→ Exercise directions
Give the number of lines in the records below that include "some". Reply with that number alone.

→ Listed records

* * *

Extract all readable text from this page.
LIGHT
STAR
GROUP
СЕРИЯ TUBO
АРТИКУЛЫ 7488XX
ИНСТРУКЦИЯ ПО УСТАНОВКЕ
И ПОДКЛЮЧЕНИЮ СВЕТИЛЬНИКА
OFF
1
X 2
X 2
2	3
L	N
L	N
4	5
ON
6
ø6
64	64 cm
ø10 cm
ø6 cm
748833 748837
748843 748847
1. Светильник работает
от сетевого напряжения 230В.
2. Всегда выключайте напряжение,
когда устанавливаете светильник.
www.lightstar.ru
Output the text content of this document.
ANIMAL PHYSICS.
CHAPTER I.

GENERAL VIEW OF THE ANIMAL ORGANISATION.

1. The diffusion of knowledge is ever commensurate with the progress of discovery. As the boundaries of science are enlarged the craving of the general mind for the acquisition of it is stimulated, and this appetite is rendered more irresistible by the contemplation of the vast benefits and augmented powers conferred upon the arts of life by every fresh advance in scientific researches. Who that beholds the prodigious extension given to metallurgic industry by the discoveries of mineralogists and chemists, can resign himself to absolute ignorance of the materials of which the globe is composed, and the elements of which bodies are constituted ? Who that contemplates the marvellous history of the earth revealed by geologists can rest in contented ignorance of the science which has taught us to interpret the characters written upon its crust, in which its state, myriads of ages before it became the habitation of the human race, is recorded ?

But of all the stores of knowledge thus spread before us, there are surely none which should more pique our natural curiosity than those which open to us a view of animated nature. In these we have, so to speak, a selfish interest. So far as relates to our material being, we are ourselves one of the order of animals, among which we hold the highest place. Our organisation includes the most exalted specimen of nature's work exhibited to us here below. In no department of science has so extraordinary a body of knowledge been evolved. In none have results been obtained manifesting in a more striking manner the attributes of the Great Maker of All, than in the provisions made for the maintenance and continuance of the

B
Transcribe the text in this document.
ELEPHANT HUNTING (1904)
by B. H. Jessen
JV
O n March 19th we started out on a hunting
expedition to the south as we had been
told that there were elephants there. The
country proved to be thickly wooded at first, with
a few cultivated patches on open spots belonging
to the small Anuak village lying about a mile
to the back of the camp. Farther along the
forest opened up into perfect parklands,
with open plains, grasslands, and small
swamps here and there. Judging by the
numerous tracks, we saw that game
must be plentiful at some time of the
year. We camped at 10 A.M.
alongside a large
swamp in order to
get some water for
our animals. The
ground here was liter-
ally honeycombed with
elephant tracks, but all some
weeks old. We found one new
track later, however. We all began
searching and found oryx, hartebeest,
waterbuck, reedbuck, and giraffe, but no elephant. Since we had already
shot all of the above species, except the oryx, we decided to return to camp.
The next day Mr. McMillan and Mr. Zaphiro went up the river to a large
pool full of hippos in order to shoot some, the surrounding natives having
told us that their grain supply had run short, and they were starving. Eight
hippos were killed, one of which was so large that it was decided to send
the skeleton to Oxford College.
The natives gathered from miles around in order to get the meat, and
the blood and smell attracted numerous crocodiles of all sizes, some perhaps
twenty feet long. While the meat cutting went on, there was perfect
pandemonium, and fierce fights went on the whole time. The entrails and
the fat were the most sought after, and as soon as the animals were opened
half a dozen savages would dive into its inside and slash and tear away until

* * *

→ Correct answer
5